**** DATA SUPPLIED

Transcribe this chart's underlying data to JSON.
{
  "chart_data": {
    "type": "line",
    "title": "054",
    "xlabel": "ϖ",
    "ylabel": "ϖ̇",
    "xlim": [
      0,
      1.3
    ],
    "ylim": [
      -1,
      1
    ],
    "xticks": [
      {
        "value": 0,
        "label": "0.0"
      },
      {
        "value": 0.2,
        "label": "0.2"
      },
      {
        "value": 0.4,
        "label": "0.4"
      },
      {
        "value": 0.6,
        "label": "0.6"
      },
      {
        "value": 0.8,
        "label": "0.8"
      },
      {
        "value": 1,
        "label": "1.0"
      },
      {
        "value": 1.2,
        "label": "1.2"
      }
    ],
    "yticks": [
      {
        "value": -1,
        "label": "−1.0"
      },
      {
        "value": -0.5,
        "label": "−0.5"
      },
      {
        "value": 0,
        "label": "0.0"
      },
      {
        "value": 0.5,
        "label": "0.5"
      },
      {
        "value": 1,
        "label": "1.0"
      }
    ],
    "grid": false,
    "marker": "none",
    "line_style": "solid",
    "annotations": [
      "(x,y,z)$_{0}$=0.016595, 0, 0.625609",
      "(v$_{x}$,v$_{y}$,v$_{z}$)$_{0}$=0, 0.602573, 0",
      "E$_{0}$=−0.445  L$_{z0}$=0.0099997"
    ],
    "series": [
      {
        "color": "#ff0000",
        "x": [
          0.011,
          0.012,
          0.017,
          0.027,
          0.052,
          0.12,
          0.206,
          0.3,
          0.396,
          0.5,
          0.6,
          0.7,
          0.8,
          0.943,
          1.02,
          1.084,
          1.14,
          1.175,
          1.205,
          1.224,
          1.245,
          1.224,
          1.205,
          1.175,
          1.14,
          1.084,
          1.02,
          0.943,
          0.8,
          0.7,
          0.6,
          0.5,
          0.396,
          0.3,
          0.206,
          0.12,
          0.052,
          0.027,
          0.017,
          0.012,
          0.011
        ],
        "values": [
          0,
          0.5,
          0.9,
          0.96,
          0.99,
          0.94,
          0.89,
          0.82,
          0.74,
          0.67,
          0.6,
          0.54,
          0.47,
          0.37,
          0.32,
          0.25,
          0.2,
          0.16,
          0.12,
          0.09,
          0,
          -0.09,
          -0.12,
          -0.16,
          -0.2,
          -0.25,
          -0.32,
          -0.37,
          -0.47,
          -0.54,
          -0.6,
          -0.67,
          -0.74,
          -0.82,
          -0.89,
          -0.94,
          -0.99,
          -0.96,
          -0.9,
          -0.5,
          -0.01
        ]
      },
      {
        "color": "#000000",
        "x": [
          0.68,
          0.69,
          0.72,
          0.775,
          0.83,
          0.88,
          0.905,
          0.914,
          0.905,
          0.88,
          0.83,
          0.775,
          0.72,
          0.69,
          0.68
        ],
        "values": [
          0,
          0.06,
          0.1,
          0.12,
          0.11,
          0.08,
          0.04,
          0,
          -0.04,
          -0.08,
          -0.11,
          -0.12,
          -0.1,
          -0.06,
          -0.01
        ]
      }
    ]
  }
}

********

GIVEN INSTRUCTION:
Copy every record above exactly as it appears.

TASK RESULT:
Transcribe this chart's underlying data to JSON.
{
  "chart_data": {
    "type": "line",
    "title": "054",
    "xlabel": "ϖ",
    "ylabel": "ϖ̇",
    "xlim": [
      0,
      1.3
    ],
    "ylim": [
      -1,
      1
    ],
    "xticks": [
      {
        "value": 0,
        "label": "0.0"
      },
      {
        "value": 0.2,
        "label": "0.2"
      },
      {
        "value": 0.4,
        "label": "0.4"
      },
      {
        "value": 0.6,
        "label": "0.6"
      },
      {
        "value": 0.8,
        "label": "0.8"
      },
      {
        "value": 1,
        "label": "1.0"
      },
      {
        "value": 1.2,
        "label": "1.2"
      }
    ],
    "yticks": [
      {
        "value": -1,
        "label": "−1.0"
      },
      {
        "value": -0.5,
        "label": "−0.5"
      },
      {
        "value": 0,
        "label": "0.0"
      },
      {
        "value": 0.5,
        "label": "0.5"
      },
      {
        "value": 1,
        "label": "1.0"
      }
    ],
    "grid": false,
    "marker": "none",
    "line_style": "solid",
    "annotations": [
      "(x,y,z)$_{0}$=0.016595, 0, 0.625609",
      "(v$_{x}$,v$_{y}$,v$_{z}$)$_{0}$=0, 0.602573, 0",
      "E$_{0}$=−0.445  L$_{z0}$=0.0099997"
    ],
    "series": [
      {
        "color": "#ff0000",
        "x": [
          0.011,
          0.012,
          0.017,
          0.027,
          0.052,
          0.12,
          0.206,
          0.3,
          0.396,
          0.5,
          0.6,
          0.7,
          0.8,
          0.943,
          1.02,
          1.084,
          1.14,
          1.175,
          1.205,
          1.224,
          1.245,
          1.224,
          1.205,
          1.175,
          1.14,
          1.084,
          1.02,
          0.943,
          0.8,
          0.7,
          0.6,
          0.5,
          0.396,
          0.3,
          0.206,
          0.12,
          0.052,
          0.027,
          0.017,
          0.012,
          0.011
        ],
        "values": [
          0,
          0.5,
          0.9,
          0.96,
          0.99,
          0.94,
          0.89,
          0.82,
          0.74,
          0.67,
          0.6,
          0.54,
          0.47,
          0.37,
          0.32,
          0.25,
          0.2,
          0.16,
          0.12,
          0.09,
          0,
          -0.09,
          -0.12,
          -0.16,
          -0.2,
          -0.25,
          -0.32,
          -0.37,
          -0.47,
          -0.54,
          -0.6,
          -0.67,
          -0.74,
          -0.82,
          -0.89,
          -0.94,
          -0.99,
          -0.96,
          -0.9,
          -0.5,
          -0.01
        ]
      },
      {
        "color": "#000000",
        "x": [
          0.68,
          0.69,
          0.72,
          0.775,
          0.83,
          0.88,
          0.905,
          0.914,
          0.905,
          0.88,
          0.83,
          0.775,
          0.72,
          0.69,
          0.68
        ],
        "values": [
          0,
          0.06,
          0.1,
          0.12,
          0.11,
          0.08,
          0.04,
          0,
          -0.04,
          -0.08,
          -0.11,
          -0.12,
          -0.1,
          -0.06,
          -0.01
        ]
      }
    ]
  }
}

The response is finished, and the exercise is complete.